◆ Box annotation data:
[BEGIN]
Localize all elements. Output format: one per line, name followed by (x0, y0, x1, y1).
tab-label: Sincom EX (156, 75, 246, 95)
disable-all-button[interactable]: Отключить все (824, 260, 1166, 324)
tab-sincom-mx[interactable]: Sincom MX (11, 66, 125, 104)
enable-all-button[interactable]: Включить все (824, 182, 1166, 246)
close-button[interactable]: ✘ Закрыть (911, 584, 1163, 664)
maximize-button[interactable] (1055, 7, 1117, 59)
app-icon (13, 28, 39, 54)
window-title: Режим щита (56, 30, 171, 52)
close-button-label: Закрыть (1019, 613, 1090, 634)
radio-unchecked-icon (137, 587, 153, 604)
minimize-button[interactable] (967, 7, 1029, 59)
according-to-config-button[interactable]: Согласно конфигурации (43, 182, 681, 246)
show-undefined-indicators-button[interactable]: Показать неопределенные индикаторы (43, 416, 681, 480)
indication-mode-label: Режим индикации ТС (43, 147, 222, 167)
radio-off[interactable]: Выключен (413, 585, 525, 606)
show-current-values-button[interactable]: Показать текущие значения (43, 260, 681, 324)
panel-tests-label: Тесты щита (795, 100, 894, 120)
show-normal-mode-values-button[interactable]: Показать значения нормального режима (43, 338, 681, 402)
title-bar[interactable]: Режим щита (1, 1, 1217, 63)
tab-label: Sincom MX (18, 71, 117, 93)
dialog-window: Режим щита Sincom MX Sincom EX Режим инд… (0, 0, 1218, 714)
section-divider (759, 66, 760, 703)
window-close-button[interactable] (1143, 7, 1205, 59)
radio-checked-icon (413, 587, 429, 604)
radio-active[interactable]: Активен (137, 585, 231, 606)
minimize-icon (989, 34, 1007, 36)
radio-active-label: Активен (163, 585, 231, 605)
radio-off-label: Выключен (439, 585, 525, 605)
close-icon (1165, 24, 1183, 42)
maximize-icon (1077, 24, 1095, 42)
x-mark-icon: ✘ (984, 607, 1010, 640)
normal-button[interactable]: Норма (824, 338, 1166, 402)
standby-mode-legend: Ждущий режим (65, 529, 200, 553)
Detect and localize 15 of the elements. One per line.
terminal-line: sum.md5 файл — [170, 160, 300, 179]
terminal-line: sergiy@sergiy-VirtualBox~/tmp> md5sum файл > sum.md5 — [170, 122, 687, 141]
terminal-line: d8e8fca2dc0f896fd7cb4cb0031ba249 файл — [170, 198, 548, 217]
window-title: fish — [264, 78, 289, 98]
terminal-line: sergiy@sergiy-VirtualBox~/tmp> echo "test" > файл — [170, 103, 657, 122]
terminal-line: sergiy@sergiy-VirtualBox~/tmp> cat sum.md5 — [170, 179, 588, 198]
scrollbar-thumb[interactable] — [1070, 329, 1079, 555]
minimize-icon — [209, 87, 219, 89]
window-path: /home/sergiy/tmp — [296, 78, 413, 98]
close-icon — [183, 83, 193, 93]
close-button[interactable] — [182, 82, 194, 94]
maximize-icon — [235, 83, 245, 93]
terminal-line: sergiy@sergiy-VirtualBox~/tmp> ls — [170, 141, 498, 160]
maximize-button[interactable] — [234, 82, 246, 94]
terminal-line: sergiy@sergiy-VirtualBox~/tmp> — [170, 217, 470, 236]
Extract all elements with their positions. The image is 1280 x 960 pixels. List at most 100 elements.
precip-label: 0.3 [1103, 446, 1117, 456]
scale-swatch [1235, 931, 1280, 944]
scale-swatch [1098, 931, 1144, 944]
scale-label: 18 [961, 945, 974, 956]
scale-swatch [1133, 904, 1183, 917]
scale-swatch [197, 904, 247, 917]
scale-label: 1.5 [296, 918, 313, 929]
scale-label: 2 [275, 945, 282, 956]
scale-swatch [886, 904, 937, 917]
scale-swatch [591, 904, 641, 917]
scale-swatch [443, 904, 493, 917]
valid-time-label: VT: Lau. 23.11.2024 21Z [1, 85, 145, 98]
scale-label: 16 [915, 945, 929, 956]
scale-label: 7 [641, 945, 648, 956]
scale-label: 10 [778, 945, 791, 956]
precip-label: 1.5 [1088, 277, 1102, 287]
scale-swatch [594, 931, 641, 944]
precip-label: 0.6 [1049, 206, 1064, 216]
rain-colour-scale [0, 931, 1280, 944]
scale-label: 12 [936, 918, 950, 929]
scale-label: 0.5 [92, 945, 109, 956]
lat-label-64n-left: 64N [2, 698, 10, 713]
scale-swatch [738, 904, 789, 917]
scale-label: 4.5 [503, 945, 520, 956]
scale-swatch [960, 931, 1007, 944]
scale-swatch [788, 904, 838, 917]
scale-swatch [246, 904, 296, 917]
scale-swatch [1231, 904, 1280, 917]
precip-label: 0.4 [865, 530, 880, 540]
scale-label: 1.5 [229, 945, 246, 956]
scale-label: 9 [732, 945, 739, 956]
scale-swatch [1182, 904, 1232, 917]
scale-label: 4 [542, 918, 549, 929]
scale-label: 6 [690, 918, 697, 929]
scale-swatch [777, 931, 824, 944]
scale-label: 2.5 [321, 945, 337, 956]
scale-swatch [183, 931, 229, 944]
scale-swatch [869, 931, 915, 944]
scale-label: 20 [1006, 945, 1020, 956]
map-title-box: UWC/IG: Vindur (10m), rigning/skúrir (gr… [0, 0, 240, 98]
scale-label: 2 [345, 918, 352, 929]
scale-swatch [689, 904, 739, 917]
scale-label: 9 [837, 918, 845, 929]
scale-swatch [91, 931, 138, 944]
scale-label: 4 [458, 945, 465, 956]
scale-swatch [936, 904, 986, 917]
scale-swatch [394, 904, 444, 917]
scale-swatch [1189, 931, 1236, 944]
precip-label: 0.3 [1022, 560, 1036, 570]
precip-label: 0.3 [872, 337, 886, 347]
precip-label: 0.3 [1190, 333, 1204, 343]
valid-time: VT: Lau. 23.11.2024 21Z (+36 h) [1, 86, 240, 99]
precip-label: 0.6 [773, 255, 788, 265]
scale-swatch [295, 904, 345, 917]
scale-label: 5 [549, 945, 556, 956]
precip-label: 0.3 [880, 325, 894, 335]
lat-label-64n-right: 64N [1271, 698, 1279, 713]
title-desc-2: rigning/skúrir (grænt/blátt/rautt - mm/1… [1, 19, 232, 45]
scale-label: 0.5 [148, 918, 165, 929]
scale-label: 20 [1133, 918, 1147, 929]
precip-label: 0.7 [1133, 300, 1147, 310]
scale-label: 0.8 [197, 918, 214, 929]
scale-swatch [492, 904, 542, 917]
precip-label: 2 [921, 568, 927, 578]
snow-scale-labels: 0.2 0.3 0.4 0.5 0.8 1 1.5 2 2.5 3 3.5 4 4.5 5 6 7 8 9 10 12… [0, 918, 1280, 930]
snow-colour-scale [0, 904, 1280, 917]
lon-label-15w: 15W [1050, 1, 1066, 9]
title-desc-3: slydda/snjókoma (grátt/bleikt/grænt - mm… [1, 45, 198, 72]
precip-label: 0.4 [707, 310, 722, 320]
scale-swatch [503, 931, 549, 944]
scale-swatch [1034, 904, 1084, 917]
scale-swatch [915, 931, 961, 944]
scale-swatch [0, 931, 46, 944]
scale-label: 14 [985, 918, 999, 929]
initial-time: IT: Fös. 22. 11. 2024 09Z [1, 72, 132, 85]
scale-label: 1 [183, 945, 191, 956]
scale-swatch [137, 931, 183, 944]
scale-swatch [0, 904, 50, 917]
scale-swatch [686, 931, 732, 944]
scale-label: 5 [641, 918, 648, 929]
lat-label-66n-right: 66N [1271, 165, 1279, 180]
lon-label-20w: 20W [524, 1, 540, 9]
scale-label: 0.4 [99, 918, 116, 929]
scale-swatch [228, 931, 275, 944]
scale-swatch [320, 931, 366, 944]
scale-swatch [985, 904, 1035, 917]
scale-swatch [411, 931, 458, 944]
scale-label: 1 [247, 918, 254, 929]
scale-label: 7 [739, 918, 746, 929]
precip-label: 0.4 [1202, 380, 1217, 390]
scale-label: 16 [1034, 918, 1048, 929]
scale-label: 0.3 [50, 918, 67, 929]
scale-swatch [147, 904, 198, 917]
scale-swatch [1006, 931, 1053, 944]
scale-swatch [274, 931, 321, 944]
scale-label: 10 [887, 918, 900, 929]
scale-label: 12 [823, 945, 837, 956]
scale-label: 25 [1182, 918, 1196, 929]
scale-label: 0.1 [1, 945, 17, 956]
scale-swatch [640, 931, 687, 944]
[END]
◆ Brief:
Copy the records word for word, from the first line through the line containing "tab-sincom-mx[interactable]: Sincom MX", including both.

◆ Exercise answer:
Localize all elements. Output format: one per line, name followed by (x0, y0, x1, y1).
tab-label: Sincom EX (156, 75, 246, 95)
disable-all-button[interactable]: Отключить все (824, 260, 1166, 324)
tab-sincom-mx[interactable]: Sincom MX (11, 66, 125, 104)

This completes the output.